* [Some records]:
►

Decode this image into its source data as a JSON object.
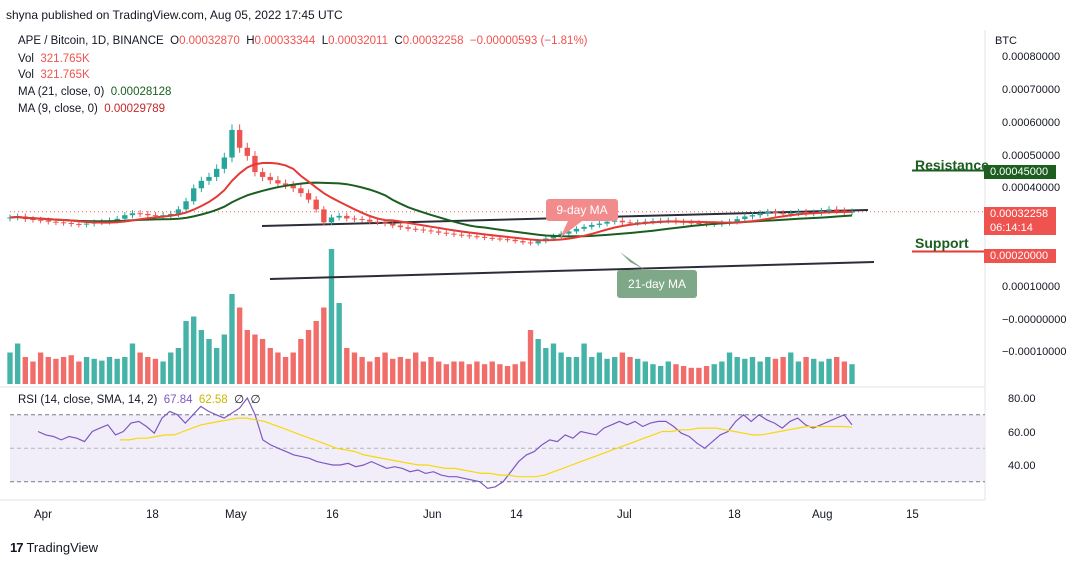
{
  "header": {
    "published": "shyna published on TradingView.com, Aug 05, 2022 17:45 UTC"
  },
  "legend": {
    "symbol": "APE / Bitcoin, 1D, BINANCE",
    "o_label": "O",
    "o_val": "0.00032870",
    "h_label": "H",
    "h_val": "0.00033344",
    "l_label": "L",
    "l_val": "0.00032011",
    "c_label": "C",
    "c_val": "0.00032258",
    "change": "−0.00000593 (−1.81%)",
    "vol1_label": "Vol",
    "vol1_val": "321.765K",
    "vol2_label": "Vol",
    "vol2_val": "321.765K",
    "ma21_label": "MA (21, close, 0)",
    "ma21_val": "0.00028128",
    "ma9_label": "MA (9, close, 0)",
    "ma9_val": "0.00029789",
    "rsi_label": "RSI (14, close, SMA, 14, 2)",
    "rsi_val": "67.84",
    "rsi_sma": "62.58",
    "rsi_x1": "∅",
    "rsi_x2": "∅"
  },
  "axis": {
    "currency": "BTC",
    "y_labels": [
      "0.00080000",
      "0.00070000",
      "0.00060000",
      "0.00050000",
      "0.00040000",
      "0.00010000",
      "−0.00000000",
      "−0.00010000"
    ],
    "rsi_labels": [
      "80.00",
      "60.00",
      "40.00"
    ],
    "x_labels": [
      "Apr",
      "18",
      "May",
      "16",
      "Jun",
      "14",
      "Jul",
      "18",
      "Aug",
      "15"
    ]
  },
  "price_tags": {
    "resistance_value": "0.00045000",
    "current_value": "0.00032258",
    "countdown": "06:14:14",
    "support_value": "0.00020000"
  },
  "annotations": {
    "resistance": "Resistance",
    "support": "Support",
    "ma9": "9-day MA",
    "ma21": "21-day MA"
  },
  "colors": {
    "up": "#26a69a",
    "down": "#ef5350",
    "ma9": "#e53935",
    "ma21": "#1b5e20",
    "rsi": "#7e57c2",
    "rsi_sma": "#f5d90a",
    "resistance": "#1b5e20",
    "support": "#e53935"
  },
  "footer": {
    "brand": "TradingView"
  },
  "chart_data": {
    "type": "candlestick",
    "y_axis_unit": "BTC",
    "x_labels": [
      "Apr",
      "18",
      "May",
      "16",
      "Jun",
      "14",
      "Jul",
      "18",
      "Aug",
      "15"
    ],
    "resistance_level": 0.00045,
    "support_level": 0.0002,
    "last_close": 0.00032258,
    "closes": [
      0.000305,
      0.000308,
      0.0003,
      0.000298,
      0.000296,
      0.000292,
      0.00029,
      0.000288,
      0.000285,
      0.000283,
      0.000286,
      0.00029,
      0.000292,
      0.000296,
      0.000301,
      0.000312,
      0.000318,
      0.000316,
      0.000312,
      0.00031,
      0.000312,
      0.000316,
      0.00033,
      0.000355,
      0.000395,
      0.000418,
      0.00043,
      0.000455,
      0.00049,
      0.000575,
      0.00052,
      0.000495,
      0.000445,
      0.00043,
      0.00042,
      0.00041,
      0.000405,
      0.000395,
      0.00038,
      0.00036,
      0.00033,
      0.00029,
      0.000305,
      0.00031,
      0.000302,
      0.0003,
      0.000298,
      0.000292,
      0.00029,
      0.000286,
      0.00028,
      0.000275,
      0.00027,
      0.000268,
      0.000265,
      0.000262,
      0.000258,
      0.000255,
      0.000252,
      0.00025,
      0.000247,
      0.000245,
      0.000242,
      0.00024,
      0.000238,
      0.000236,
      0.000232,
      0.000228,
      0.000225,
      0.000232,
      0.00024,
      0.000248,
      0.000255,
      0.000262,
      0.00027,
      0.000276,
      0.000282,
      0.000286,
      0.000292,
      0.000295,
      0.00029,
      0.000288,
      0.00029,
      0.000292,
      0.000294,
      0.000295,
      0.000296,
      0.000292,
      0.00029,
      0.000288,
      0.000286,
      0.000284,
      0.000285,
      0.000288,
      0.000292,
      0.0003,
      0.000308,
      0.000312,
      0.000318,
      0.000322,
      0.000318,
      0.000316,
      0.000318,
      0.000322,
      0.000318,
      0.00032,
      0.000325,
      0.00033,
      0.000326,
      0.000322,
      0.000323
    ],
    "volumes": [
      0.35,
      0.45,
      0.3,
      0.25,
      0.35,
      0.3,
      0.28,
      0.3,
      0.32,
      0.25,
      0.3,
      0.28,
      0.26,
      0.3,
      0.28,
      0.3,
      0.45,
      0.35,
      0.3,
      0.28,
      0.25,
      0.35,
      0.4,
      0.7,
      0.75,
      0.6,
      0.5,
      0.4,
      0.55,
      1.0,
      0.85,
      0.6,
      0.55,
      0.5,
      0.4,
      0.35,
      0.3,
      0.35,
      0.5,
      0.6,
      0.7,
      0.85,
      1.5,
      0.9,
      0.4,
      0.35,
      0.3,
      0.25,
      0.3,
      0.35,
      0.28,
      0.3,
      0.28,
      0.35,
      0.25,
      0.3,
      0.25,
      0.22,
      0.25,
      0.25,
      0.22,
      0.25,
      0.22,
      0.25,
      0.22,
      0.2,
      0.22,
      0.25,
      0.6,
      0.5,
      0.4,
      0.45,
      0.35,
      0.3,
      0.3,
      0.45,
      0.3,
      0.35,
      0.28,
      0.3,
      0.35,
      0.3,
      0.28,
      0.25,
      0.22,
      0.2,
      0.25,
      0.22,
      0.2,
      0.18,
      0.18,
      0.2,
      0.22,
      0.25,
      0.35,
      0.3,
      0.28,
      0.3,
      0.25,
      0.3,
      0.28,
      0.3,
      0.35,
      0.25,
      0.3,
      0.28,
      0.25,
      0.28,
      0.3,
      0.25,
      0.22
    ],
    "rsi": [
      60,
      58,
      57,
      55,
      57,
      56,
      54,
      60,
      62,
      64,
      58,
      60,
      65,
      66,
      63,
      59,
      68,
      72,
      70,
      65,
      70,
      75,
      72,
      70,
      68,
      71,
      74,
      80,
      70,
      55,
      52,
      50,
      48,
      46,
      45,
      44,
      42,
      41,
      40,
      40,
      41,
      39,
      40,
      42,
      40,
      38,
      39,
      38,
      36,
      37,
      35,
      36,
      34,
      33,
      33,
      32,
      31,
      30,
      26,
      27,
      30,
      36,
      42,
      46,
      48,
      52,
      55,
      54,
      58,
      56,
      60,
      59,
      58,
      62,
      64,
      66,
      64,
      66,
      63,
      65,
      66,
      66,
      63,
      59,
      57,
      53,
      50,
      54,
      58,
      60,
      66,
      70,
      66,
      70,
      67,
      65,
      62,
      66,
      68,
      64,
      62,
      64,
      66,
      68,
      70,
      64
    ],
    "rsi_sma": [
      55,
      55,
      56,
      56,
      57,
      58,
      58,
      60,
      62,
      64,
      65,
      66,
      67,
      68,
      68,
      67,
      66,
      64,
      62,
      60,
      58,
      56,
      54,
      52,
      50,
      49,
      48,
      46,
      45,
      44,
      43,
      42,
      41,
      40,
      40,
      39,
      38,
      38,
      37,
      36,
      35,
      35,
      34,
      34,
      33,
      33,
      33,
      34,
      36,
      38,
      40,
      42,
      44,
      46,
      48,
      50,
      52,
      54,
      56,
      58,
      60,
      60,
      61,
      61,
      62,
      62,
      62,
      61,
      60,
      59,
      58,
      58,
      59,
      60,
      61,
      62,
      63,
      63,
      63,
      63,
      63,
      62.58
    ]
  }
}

◄

* [The request]: Can the entries above be repeated exactly, without their pictures?

* [Full answer]:
Decode this image into its source data as a JSON object.
{
  "header": {
    "published": "shyna published on TradingView.com, Aug 05, 2022 17:45 UTC"
  },
  "legend": {
    "symbol": "APE / Bitcoin, 1D, BINANCE",
    "o_label": "O",
    "o_val": "0.00032870",
    "h_label": "H",
    "h_val": "0.00033344",
    "l_label": "L",
    "l_val": "0.00032011",
    "c_label": "C",
    "c_val": "0.00032258",
    "change": "−0.00000593 (−1.81%)",
    "vol1_label": "Vol",
    "vol1_val": "321.765K",
    "vol2_label": "Vol",
    "vol2_val": "321.765K",
    "ma21_label": "MA (21, close, 0)",
    "ma21_val": "0.00028128",
    "ma9_label": "MA (9, close, 0)",
    "ma9_val": "0.00029789",
    "rsi_label": "RSI (14, close, SMA, 14, 2)",
    "rsi_val": "67.84",
    "rsi_sma": "62.58",
    "rsi_x1": "∅",
    "rsi_x2": "∅"
  },
  "axis": {
    "currency": "BTC",
    "y_labels": [
      "0.00080000",
      "0.00070000",
      "0.00060000",
      "0.00050000",
      "0.00040000",
      "0.00010000",
      "−0.00000000",
      "−0.00010000"
    ],
    "rsi_labels": [
      "80.00",
      "60.00",
      "40.00"
    ],
    "x_labels": [
      "Apr",
      "18",
      "May",
      "16",
      "Jun",
      "14",
      "Jul",
      "18",
      "Aug",
      "15"
    ]
  },
  "price_tags": {
    "resistance_value": "0.00045000",
    "current_value": "0.00032258",
    "countdown": "06:14:14",
    "support_value": "0.00020000"
  },
  "annotations": {
    "resistance": "Resistance",
    "support": "Support",
    "ma9": "9-day MA",
    "ma21": "21-day MA"
  },
  "colors": {
    "up": "#26a69a",
    "down": "#ef5350",
    "ma9": "#e53935",
    "ma21": "#1b5e20",
    "rsi": "#7e57c2",
    "rsi_sma": "#f5d90a",
    "resistance": "#1b5e20",
    "support": "#e53935"
  },
  "footer": {
    "brand": "TradingView"
  },
  "chart_data": {
    "type": "candlestick",
    "y_axis_unit": "BTC",
    "x_labels": [
      "Apr",
      "18",
      "May",
      "16",
      "Jun",
      "14",
      "Jul",
      "18",
      "Aug",
      "15"
    ],
    "resistance_level": 0.00045,
    "support_level": 0.0002,
    "last_close": 0.00032258,
    "closes": [
      0.000305,
      0.000308,
      0.0003,
      0.000298,
      0.000296,
      0.000292,
      0.00029,
      0.000288,
      0.000285,
      0.000283,
      0.000286,
      0.00029,
      0.000292,
      0.000296,
      0.000301,
      0.000312,
      0.000318,
      0.000316,
      0.000312,
      0.00031,
      0.000312,
      0.000316,
      0.00033,
      0.000355,
      0.000395,
      0.000418,
      0.00043,
      0.000455,
      0.00049,
      0.000575,
      0.00052,
      0.000495,
      0.000445,
      0.00043,
      0.00042,
      0.00041,
      0.000405,
      0.000395,
      0.00038,
      0.00036,
      0.00033,
      0.00029,
      0.000305,
      0.00031,
      0.000302,
      0.0003,
      0.000298,
      0.000292,
      0.00029,
      0.000286,
      0.00028,
      0.000275,
      0.00027,
      0.000268,
      0.000265,
      0.000262,
      0.000258,
      0.000255,
      0.000252,
      0.00025,
      0.000247,
      0.000245,
      0.000242,
      0.00024,
      0.000238,
      0.000236,
      0.000232,
      0.000228,
      0.000225,
      0.000232,
      0.00024,
      0.000248,
      0.000255,
      0.000262,
      0.00027,
      0.000276,
      0.000282,
      0.000286,
      0.000292,
      0.000295,
      0.00029,
      0.000288,
      0.00029,
      0.000292,
      0.000294,
      0.000295,
      0.000296,
      0.000292,
      0.00029,
      0.000288,
      0.000286,
      0.000284,
      0.000285,
      0.000288,
      0.000292,
      0.0003,
      0.000308,
      0.000312,
      0.000318,
      0.000322,
      0.000318,
      0.000316,
      0.000318,
      0.000322,
      0.000318,
      0.00032,
      0.000325,
      0.00033,
      0.000326,
      0.000322,
      0.000323
    ],
    "volumes": [
      0.35,
      0.45,
      0.3,
      0.25,
      0.35,
      0.3,
      0.28,
      0.3,
      0.32,
      0.25,
      0.3,
      0.28,
      0.26,
      0.3,
      0.28,
      0.3,
      0.45,
      0.35,
      0.3,
      0.28,
      0.25,
      0.35,
      0.4,
      0.7,
      0.75,
      0.6,
      0.5,
      0.4,
      0.55,
      1.0,
      0.85,
      0.6,
      0.55,
      0.5,
      0.4,
      0.35,
      0.3,
      0.35,
      0.5,
      0.6,
      0.7,
      0.85,
      1.5,
      0.9,
      0.4,
      0.35,
      0.3,
      0.25,
      0.3,
      0.35,
      0.28,
      0.3,
      0.28,
      0.35,
      0.25,
      0.3,
      0.25,
      0.22,
      0.25,
      0.25,
      0.22,
      0.25,
      0.22,
      0.25,
      0.22,
      0.2,
      0.22,
      0.25,
      0.6,
      0.5,
      0.4,
      0.45,
      0.35,
      0.3,
      0.3,
      0.45,
      0.3,
      0.35,
      0.28,
      0.3,
      0.35,
      0.3,
      0.28,
      0.25,
      0.22,
      0.2,
      0.25,
      0.22,
      0.2,
      0.18,
      0.18,
      0.2,
      0.22,
      0.25,
      0.35,
      0.3,
      0.28,
      0.3,
      0.25,
      0.3,
      0.28,
      0.3,
      0.35,
      0.25,
      0.3,
      0.28,
      0.25,
      0.28,
      0.3,
      0.25,
      0.22
    ],
    "rsi": [
      60,
      58,
      57,
      55,
      57,
      56,
      54,
      60,
      62,
      64,
      58,
      60,
      65,
      66,
      63,
      59,
      68,
      72,
      70,
      65,
      70,
      75,
      72,
      70,
      68,
      71,
      74,
      80,
      70,
      55,
      52,
      50,
      48,
      46,
      45,
      44,
      42,
      41,
      40,
      40,
      41,
      39,
      40,
      42,
      40,
      38,
      39,
      38,
      36,
      37,
      35,
      36,
      34,
      33,
      33,
      32,
      31,
      30,
      26,
      27,
      30,
      36,
      42,
      46,
      48,
      52,
      55,
      54,
      58,
      56,
      60,
      59,
      58,
      62,
      64,
      66,
      64,
      66,
      63,
      65,
      66,
      66,
      63,
      59,
      57,
      53,
      50,
      54,
      58,
      60,
      66,
      70,
      66,
      70,
      67,
      65,
      62,
      66,
      68,
      64,
      62,
      64,
      66,
      68,
      70,
      64
    ],
    "rsi_sma": [
      55,
      55,
      56,
      56,
      57,
      58,
      58,
      60,
      62,
      64,
      65,
      66,
      67,
      68,
      68,
      67,
      66,
      64,
      62,
      60,
      58,
      56,
      54,
      52,
      50,
      49,
      48,
      46,
      45,
      44,
      43,
      42,
      41,
      40,
      40,
      39,
      38,
      38,
      37,
      36,
      35,
      35,
      34,
      34,
      33,
      33,
      33,
      34,
      36,
      38,
      40,
      42,
      44,
      46,
      48,
      50,
      52,
      54,
      56,
      58,
      60,
      60,
      61,
      61,
      62,
      62,
      62,
      61,
      60,
      59,
      58,
      58,
      59,
      60,
      61,
      62,
      63,
      63,
      63,
      63,
      63,
      62.58
    ]
  }
}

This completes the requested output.